== Listing

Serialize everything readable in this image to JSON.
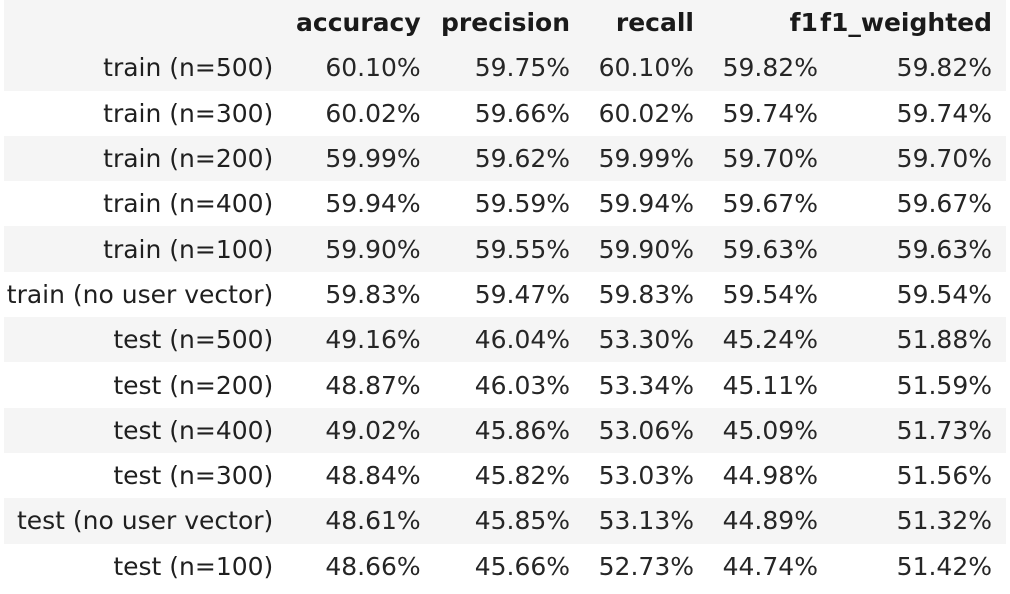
{
  "table": {
    "columns": [
      "",
      "accuracy",
      "precision",
      "recall",
      "f1",
      "f1_weighted"
    ],
    "rows": [
      {
        "label": "train (n=500)",
        "accuracy": "60.10%",
        "precision": "59.75%",
        "recall": "60.10%",
        "f1": "59.82%",
        "f1_weighted": "59.82%"
      },
      {
        "label": "train (n=300)",
        "accuracy": "60.02%",
        "precision": "59.66%",
        "recall": "60.02%",
        "f1": "59.74%",
        "f1_weighted": "59.74%"
      },
      {
        "label": "train (n=200)",
        "accuracy": "59.99%",
        "precision": "59.62%",
        "recall": "59.99%",
        "f1": "59.70%",
        "f1_weighted": "59.70%"
      },
      {
        "label": "train (n=400)",
        "accuracy": "59.94%",
        "precision": "59.59%",
        "recall": "59.94%",
        "f1": "59.67%",
        "f1_weighted": "59.67%"
      },
      {
        "label": "train (n=100)",
        "accuracy": "59.90%",
        "precision": "59.55%",
        "recall": "59.90%",
        "f1": "59.63%",
        "f1_weighted": "59.63%"
      },
      {
        "label": "train (no user vector)",
        "accuracy": "59.83%",
        "precision": "59.47%",
        "recall": "59.83%",
        "f1": "59.54%",
        "f1_weighted": "59.54%"
      },
      {
        "label": "test (n=500)",
        "accuracy": "49.16%",
        "precision": "46.04%",
        "recall": "53.30%",
        "f1": "45.24%",
        "f1_weighted": "51.88%"
      },
      {
        "label": "test (n=200)",
        "accuracy": "48.87%",
        "precision": "46.03%",
        "recall": "53.34%",
        "f1": "45.11%",
        "f1_weighted": "51.59%"
      },
      {
        "label": "test (n=400)",
        "accuracy": "49.02%",
        "precision": "45.86%",
        "recall": "53.06%",
        "f1": "45.09%",
        "f1_weighted": "51.73%"
      },
      {
        "label": "test (n=300)",
        "accuracy": "48.84%",
        "precision": "45.82%",
        "recall": "53.03%",
        "f1": "44.98%",
        "f1_weighted": "51.56%"
      },
      {
        "label": "test (no user vector)",
        "accuracy": "48.61%",
        "precision": "45.85%",
        "recall": "53.13%",
        "f1": "44.89%",
        "f1_weighted": "51.32%"
      },
      {
        "label": "test (n=100)",
        "accuracy": "48.66%",
        "precision": "45.66%",
        "recall": "52.73%",
        "f1": "44.74%",
        "f1_weighted": "51.42%"
      }
    ]
  },
  "colors": {
    "header_bg": "#f5f5f5",
    "stripe_bg": "#f5f5f5",
    "row_bg": "#ffffff",
    "text": "#1f1f1f"
  }
}
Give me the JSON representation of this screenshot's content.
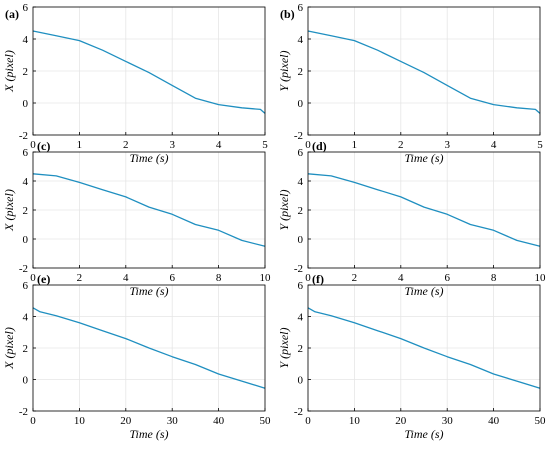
{
  "colors": {
    "line": "#1f8fc0",
    "grid": "#e6e6e6",
    "axis": "#000000"
  },
  "chart_data": [
    {
      "type": "line",
      "label": "(a)",
      "xlabel": "Time (s)",
      "ylabel": "X (pixel)",
      "xlim": [
        0,
        5
      ],
      "ylim": [
        -2,
        6
      ],
      "xticks": [
        "0",
        "1",
        "2",
        "3",
        "4",
        "5"
      ],
      "yticks": [
        "-2",
        "0",
        "2",
        "4",
        "6"
      ],
      "grid": true,
      "series": [
        {
          "x": [
            0,
            0.5,
            1,
            1.5,
            2,
            2.5,
            3,
            3.5,
            4,
            4.5,
            4.9,
            5
          ],
          "y": [
            4.5,
            4.2,
            3.9,
            3.3,
            2.6,
            1.9,
            1.1,
            0.3,
            -0.1,
            -0.3,
            -0.4,
            -0.65
          ]
        }
      ]
    },
    {
      "type": "line",
      "label": "(b)",
      "xlabel": "Time (s)",
      "ylabel": "Y (pixel)",
      "xlim": [
        0,
        5
      ],
      "ylim": [
        -2,
        6
      ],
      "xticks": [
        "0",
        "1",
        "2",
        "3",
        "4",
        "5"
      ],
      "yticks": [
        "-2",
        "0",
        "2",
        "4",
        "6"
      ],
      "grid": true,
      "series": [
        {
          "x": [
            0,
            0.5,
            1,
            1.5,
            2,
            2.5,
            3,
            3.5,
            4,
            4.5,
            4.9,
            5
          ],
          "y": [
            4.5,
            4.2,
            3.9,
            3.3,
            2.6,
            1.9,
            1.1,
            0.3,
            -0.1,
            -0.3,
            -0.4,
            -0.65
          ]
        }
      ]
    },
    {
      "type": "line",
      "label": "(c)",
      "xlabel": "Time (s)",
      "ylabel": "X (pixel)",
      "xlim": [
        0,
        10
      ],
      "ylim": [
        -2,
        6
      ],
      "xticks": [
        "0",
        "2",
        "4",
        "6",
        "8",
        "10"
      ],
      "yticks": [
        "-2",
        "0",
        "2",
        "4",
        "6"
      ],
      "grid": true,
      "series": [
        {
          "x": [
            0,
            1,
            2,
            3,
            4,
            5,
            6,
            7,
            8,
            9,
            10
          ],
          "y": [
            4.5,
            4.35,
            3.9,
            3.4,
            2.9,
            2.2,
            1.7,
            1.0,
            0.6,
            -0.1,
            -0.5
          ]
        }
      ]
    },
    {
      "type": "line",
      "label": "(d)",
      "xlabel": "Time (s)",
      "ylabel": "Y (pixel)",
      "xlim": [
        0,
        10
      ],
      "ylim": [
        -2,
        6
      ],
      "xticks": [
        "0",
        "2",
        "4",
        "6",
        "8",
        "10"
      ],
      "yticks": [
        "-2",
        "0",
        "2",
        "4",
        "6"
      ],
      "grid": true,
      "series": [
        {
          "x": [
            0,
            1,
            2,
            3,
            4,
            5,
            6,
            7,
            8,
            9,
            10
          ],
          "y": [
            4.5,
            4.35,
            3.9,
            3.4,
            2.9,
            2.2,
            1.7,
            1.0,
            0.6,
            -0.1,
            -0.5
          ]
        }
      ]
    },
    {
      "type": "line",
      "label": "(e)",
      "xlabel": "Time (s)",
      "ylabel": "X (pixel)",
      "xlim": [
        0,
        50
      ],
      "ylim": [
        -2,
        6
      ],
      "xticks": [
        "0",
        "10",
        "20",
        "30",
        "40",
        "50"
      ],
      "yticks": [
        "-2",
        "0",
        "2",
        "4",
        "6"
      ],
      "grid": true,
      "series": [
        {
          "x": [
            0,
            1.5,
            5,
            10,
            15,
            20,
            25,
            30,
            35,
            40,
            45,
            50
          ],
          "y": [
            4.55,
            4.3,
            4.05,
            3.6,
            3.1,
            2.6,
            2.0,
            1.45,
            0.95,
            0.35,
            -0.1,
            -0.55
          ]
        }
      ]
    },
    {
      "type": "line",
      "label": "(f)",
      "xlabel": "Time (s)",
      "ylabel": "Y (pixel)",
      "xlim": [
        0,
        50
      ],
      "ylim": [
        -2,
        6
      ],
      "xticks": [
        "0",
        "10",
        "20",
        "30",
        "40",
        "50"
      ],
      "yticks": [
        "-2",
        "0",
        "2",
        "4",
        "6"
      ],
      "grid": true,
      "series": [
        {
          "x": [
            0,
            1.5,
            5,
            10,
            15,
            20,
            25,
            30,
            35,
            40,
            45,
            50
          ],
          "y": [
            4.55,
            4.3,
            4.05,
            3.6,
            3.1,
            2.6,
            2.0,
            1.45,
            0.95,
            0.35,
            -0.1,
            -0.55
          ]
        }
      ]
    }
  ]
}
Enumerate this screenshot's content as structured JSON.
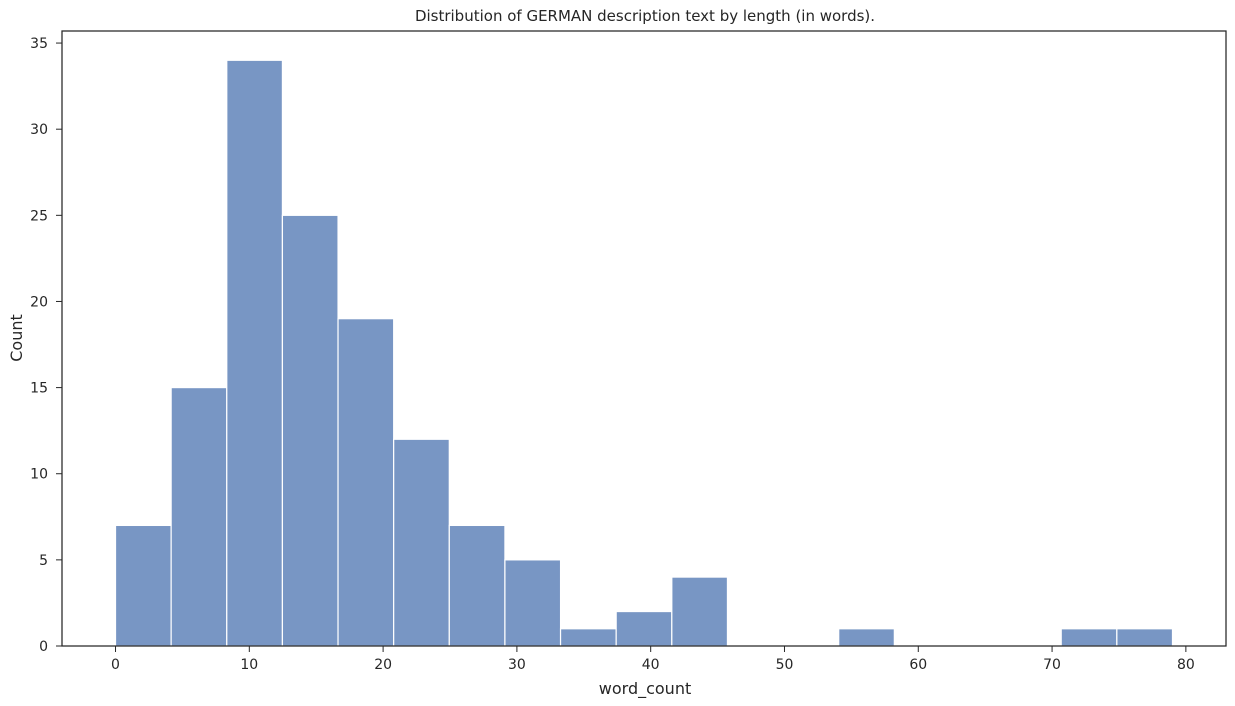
{
  "chart_data": {
    "type": "bar",
    "title": "Distribution of GERMAN description text by length (in words).",
    "xlabel": "word_count",
    "ylabel": "Count",
    "xlim": [
      -4,
      83
    ],
    "ylim": [
      0,
      35.7
    ],
    "xticks": [
      0,
      10,
      20,
      30,
      40,
      50,
      60,
      70,
      80
    ],
    "yticks": [
      0,
      5,
      10,
      15,
      20,
      25,
      30,
      35
    ],
    "grid": false,
    "bar_color": "#7896c4",
    "bins": {
      "start": 0,
      "end": 79,
      "edges": [
        0,
        4.158,
        8.316,
        12.474,
        16.632,
        20.79,
        24.947,
        29.105,
        33.263,
        37.421,
        41.579,
        45.737,
        49.895,
        54.053,
        58.211,
        62.368,
        66.526,
        70.684,
        74.842,
        79
      ],
      "counts": [
        7,
        15,
        34,
        25,
        19,
        12,
        7,
        5,
        1,
        2,
        4,
        0,
        0,
        1,
        0,
        0,
        0,
        1,
        1
      ]
    }
  }
}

====

### Exercise aim
The lines to repeat start at the one holding "Enumerate this screenshot's" and run through the last line of the records above; write them out exactly, both ends included, but not the pictures.

### Task result
Enumerate this screenshot's content as structured JSON.
{
  "chart_data": {
    "type": "bar",
    "title": "Distribution of GERMAN description text by length (in words).",
    "xlabel": "word_count",
    "ylabel": "Count",
    "xlim": [
      -4,
      83
    ],
    "ylim": [
      0,
      35.7
    ],
    "xticks": [
      0,
      10,
      20,
      30,
      40,
      50,
      60,
      70,
      80
    ],
    "yticks": [
      0,
      5,
      10,
      15,
      20,
      25,
      30,
      35
    ],
    "grid": false,
    "bar_color": "#7896c4",
    "bins": {
      "start": 0,
      "end": 79,
      "edges": [
        0,
        4.158,
        8.316,
        12.474,
        16.632,
        20.79,
        24.947,
        29.105,
        33.263,
        37.421,
        41.579,
        45.737,
        49.895,
        54.053,
        58.211,
        62.368,
        66.526,
        70.684,
        74.842,
        79
      ],
      "counts": [
        7,
        15,
        34,
        25,
        19,
        12,
        7,
        5,
        1,
        2,
        4,
        0,
        0,
        1,
        0,
        0,
        0,
        1,
        1
      ]
    }
  }
}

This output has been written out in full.